--- begin ---
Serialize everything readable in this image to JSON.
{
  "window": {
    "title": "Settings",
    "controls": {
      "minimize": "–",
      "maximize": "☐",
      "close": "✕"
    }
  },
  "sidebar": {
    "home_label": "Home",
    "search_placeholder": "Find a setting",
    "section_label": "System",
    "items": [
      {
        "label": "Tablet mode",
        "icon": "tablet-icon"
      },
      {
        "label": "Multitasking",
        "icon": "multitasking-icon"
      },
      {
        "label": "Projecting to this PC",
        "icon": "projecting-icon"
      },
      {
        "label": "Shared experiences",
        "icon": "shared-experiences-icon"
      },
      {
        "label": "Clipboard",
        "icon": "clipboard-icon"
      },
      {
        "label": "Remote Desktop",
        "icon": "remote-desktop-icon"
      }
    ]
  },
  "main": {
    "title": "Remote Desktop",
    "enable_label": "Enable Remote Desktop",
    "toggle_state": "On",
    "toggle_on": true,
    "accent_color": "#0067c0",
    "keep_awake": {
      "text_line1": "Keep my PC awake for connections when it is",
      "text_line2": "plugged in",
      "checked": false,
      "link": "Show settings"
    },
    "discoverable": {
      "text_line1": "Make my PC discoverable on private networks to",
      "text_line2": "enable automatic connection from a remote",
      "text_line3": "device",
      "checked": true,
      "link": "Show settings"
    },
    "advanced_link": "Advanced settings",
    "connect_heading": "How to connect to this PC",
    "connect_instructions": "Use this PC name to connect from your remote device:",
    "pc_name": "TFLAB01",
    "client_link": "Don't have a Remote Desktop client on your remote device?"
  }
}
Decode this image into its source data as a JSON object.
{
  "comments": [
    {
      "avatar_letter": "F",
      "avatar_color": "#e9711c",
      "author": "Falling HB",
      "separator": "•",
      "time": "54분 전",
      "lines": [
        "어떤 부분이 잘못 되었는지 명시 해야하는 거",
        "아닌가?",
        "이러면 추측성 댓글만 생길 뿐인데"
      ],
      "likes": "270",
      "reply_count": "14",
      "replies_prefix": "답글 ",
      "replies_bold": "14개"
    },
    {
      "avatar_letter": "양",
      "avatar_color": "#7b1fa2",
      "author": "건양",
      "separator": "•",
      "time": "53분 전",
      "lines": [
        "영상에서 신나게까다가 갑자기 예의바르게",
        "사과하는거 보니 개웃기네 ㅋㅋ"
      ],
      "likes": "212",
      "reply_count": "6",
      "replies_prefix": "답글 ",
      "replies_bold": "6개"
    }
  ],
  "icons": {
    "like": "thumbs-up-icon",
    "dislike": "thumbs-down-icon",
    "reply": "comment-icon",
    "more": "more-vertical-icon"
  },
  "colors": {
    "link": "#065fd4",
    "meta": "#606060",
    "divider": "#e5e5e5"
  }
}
--- end ---
THE TASK: Your task is to repeat the data exactly; please include every line.

TASK RESPONSE:
Serialize everything readable in this image to JSON.
{
  "window": {
    "title": "Settings",
    "controls": {
      "minimize": "–",
      "maximize": "☐",
      "close": "✕"
    }
  },
  "sidebar": {
    "home_label": "Home",
    "search_placeholder": "Find a setting",
    "section_label": "System",
    "items": [
      {
        "label": "Tablet mode",
        "icon": "tablet-icon"
      },
      {
        "label": "Multitasking",
        "icon": "multitasking-icon"
      },
      {
        "label": "Projecting to this PC",
        "icon": "projecting-icon"
      },
      {
        "label": "Shared experiences",
        "icon": "shared-experiences-icon"
      },
      {
        "label": "Clipboard",
        "icon": "clipboard-icon"
      },
      {
        "label": "Remote Desktop",
        "icon": "remote-desktop-icon"
      }
    ]
  },
  "main": {
    "title": "Remote Desktop",
    "enable_label": "Enable Remote Desktop",
    "toggle_state": "On",
    "toggle_on": true,
    "accent_color": "#0067c0",
    "keep_awake": {
      "text_line1": "Keep my PC awake for connections when it is",
      "text_line2": "plugged in",
      "checked": false,
      "link": "Show settings"
    },
    "discoverable": {
      "text_line1": "Make my PC discoverable on private networks to",
      "text_line2": "enable automatic connection from a remote",
      "text_line3": "device",
      "checked": true,
      "link": "Show settings"
    },
    "advanced_link": "Advanced settings",
    "connect_heading": "How to connect to this PC",
    "connect_instructions": "Use this PC name to connect from your remote device:",
    "pc_name": "TFLAB01",
    "client_link": "Don't have a Remote Desktop client on your remote device?"
  }
}
Decode this image into its source data as a JSON object.
{
  "comments": [
    {
      "avatar_letter": "F",
      "avatar_color": "#e9711c",
      "author": "Falling HB",
      "separator": "•",
      "time": "54분 전",
      "lines": [
        "어떤 부분이 잘못 되었는지 명시 해야하는 거",
        "아닌가?",
        "이러면 추측성 댓글만 생길 뿐인데"
      ],
      "likes": "270",
      "reply_count": "14",
      "replies_prefix": "답글 ",
      "replies_bold": "14개"
    },
    {
      "avatar_letter": "양",
      "avatar_color": "#7b1fa2",
      "author": "건양",
      "separator": "•",
      "time": "53분 전",
      "lines": [
        "영상에서 신나게까다가 갑자기 예의바르게",
        "사과하는거 보니 개웃기네 ㅋㅋ"
      ],
      "likes": "212",
      "reply_count": "6",
      "replies_prefix": "답글 ",
      "replies_bold": "6개"
    }
  ],
  "icons": {
    "like": "thumbs-up-icon",
    "dislike": "thumbs-down-icon",
    "reply": "comment-icon",
    "more": "more-vertical-icon"
  },
  "colors": {
    "link": "#065fd4",
    "meta": "#606060",
    "divider": "#e5e5e5"
  }
}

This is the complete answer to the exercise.